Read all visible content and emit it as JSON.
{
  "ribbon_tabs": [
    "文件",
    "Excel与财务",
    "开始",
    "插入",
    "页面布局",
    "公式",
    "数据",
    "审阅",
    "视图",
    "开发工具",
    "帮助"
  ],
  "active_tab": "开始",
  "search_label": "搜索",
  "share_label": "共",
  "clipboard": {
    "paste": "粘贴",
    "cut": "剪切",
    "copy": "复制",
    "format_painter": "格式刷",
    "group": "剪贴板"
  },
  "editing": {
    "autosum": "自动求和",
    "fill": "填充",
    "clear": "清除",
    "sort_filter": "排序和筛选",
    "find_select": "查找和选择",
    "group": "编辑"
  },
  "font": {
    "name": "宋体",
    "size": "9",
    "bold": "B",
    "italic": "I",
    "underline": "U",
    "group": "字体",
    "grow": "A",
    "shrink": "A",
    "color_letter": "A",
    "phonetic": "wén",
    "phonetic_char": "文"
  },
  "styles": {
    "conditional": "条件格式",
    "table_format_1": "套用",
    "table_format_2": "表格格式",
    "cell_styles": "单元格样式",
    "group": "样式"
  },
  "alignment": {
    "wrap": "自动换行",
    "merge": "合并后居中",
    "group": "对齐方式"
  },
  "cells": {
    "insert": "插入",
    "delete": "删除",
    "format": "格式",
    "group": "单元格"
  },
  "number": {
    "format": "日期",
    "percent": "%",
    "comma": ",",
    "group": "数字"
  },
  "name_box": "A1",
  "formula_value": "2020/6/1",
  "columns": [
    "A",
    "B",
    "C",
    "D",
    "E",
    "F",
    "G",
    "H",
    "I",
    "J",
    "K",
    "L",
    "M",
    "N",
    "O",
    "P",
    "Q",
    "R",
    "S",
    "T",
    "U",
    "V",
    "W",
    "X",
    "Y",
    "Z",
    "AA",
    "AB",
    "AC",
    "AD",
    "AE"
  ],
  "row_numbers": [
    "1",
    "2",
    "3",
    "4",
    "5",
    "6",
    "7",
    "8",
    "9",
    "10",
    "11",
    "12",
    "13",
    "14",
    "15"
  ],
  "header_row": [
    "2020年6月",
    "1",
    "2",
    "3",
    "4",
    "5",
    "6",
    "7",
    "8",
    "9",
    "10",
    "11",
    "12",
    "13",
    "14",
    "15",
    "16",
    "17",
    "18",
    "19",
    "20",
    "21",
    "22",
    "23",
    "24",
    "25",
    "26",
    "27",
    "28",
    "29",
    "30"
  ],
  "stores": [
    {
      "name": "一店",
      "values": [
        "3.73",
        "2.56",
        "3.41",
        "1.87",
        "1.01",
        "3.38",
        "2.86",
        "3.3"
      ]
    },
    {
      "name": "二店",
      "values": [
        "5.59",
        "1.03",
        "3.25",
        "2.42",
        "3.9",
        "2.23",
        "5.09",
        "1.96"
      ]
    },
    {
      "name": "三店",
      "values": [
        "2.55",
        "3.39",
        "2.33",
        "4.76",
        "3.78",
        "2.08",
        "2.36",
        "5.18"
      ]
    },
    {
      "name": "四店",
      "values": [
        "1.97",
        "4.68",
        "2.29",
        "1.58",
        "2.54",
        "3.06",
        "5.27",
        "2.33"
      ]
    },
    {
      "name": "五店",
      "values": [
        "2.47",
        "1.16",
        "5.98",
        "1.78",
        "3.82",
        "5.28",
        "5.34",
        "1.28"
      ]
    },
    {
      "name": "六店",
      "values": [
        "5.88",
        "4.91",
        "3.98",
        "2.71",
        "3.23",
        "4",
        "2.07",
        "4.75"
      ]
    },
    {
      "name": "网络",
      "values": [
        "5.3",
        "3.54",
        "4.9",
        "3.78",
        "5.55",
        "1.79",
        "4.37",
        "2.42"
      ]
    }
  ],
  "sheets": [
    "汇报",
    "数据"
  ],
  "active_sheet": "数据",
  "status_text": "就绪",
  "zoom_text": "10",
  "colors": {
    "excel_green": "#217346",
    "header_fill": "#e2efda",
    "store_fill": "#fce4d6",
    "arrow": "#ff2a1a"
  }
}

------------------------------------------------------------

* [TASK STATEMENT]:
Here, the records must be output exactly and in full.

* [RIGHT ANSWER]:
Read all visible content and emit it as JSON.
{
  "ribbon_tabs": [
    "文件",
    "Excel与财务",
    "开始",
    "插入",
    "页面布局",
    "公式",
    "数据",
    "审阅",
    "视图",
    "开发工具",
    "帮助"
  ],
  "active_tab": "开始",
  "search_label": "搜索",
  "share_label": "共",
  "clipboard": {
    "paste": "粘贴",
    "cut": "剪切",
    "copy": "复制",
    "format_painter": "格式刷",
    "group": "剪贴板"
  },
  "editing": {
    "autosum": "自动求和",
    "fill": "填充",
    "clear": "清除",
    "sort_filter": "排序和筛选",
    "find_select": "查找和选择",
    "group": "编辑"
  },
  "font": {
    "name": "宋体",
    "size": "9",
    "bold": "B",
    "italic": "I",
    "underline": "U",
    "group": "字体",
    "grow": "A",
    "shrink": "A",
    "color_letter": "A",
    "phonetic": "wén",
    "phonetic_char": "文"
  },
  "styles": {
    "conditional": "条件格式",
    "table_format_1": "套用",
    "table_format_2": "表格格式",
    "cell_styles": "单元格样式",
    "group": "样式"
  },
  "alignment": {
    "wrap": "自动换行",
    "merge": "合并后居中",
    "group": "对齐方式"
  },
  "cells": {
    "insert": "插入",
    "delete": "删除",
    "format": "格式",
    "group": "单元格"
  },
  "number": {
    "format": "日期",
    "percent": "%",
    "comma": ",",
    "group": "数字"
  },
  "name_box": "A1",
  "formula_value": "2020/6/1",
  "columns": [
    "A",
    "B",
    "C",
    "D",
    "E",
    "F",
    "G",
    "H",
    "I",
    "J",
    "K",
    "L",
    "M",
    "N",
    "O",
    "P",
    "Q",
    "R",
    "S",
    "T",
    "U",
    "V",
    "W",
    "X",
    "Y",
    "Z",
    "AA",
    "AB",
    "AC",
    "AD",
    "AE"
  ],
  "row_numbers": [
    "1",
    "2",
    "3",
    "4",
    "5",
    "6",
    "7",
    "8",
    "9",
    "10",
    "11",
    "12",
    "13",
    "14",
    "15"
  ],
  "header_row": [
    "2020年6月",
    "1",
    "2",
    "3",
    "4",
    "5",
    "6",
    "7",
    "8",
    "9",
    "10",
    "11",
    "12",
    "13",
    "14",
    "15",
    "16",
    "17",
    "18",
    "19",
    "20",
    "21",
    "22",
    "23",
    "24",
    "25",
    "26",
    "27",
    "28",
    "29",
    "30"
  ],
  "stores": [
    {
      "name": "一店",
      "values": [
        "3.73",
        "2.56",
        "3.41",
        "1.87",
        "1.01",
        "3.38",
        "2.86",
        "3.3"
      ]
    },
    {
      "name": "二店",
      "values": [
        "5.59",
        "1.03",
        "3.25",
        "2.42",
        "3.9",
        "2.23",
        "5.09",
        "1.96"
      ]
    },
    {
      "name": "三店",
      "values": [
        "2.55",
        "3.39",
        "2.33",
        "4.76",
        "3.78",
        "2.08",
        "2.36",
        "5.18"
      ]
    },
    {
      "name": "四店",
      "values": [
        "1.97",
        "4.68",
        "2.29",
        "1.58",
        "2.54",
        "3.06",
        "5.27",
        "2.33"
      ]
    },
    {
      "name": "五店",
      "values": [
        "2.47",
        "1.16",
        "5.98",
        "1.78",
        "3.82",
        "5.28",
        "5.34",
        "1.28"
      ]
    },
    {
      "name": "六店",
      "values": [
        "5.88",
        "4.91",
        "3.98",
        "2.71",
        "3.23",
        "4",
        "2.07",
        "4.75"
      ]
    },
    {
      "name": "网络",
      "values": [
        "5.3",
        "3.54",
        "4.9",
        "3.78",
        "5.55",
        "1.79",
        "4.37",
        "2.42"
      ]
    }
  ],
  "sheets": [
    "汇报",
    "数据"
  ],
  "active_sheet": "数据",
  "status_text": "就绪",
  "zoom_text": "10",
  "colors": {
    "excel_green": "#217346",
    "header_fill": "#e2efda",
    "store_fill": "#fce4d6",
    "arrow": "#ff2a1a"
  }
}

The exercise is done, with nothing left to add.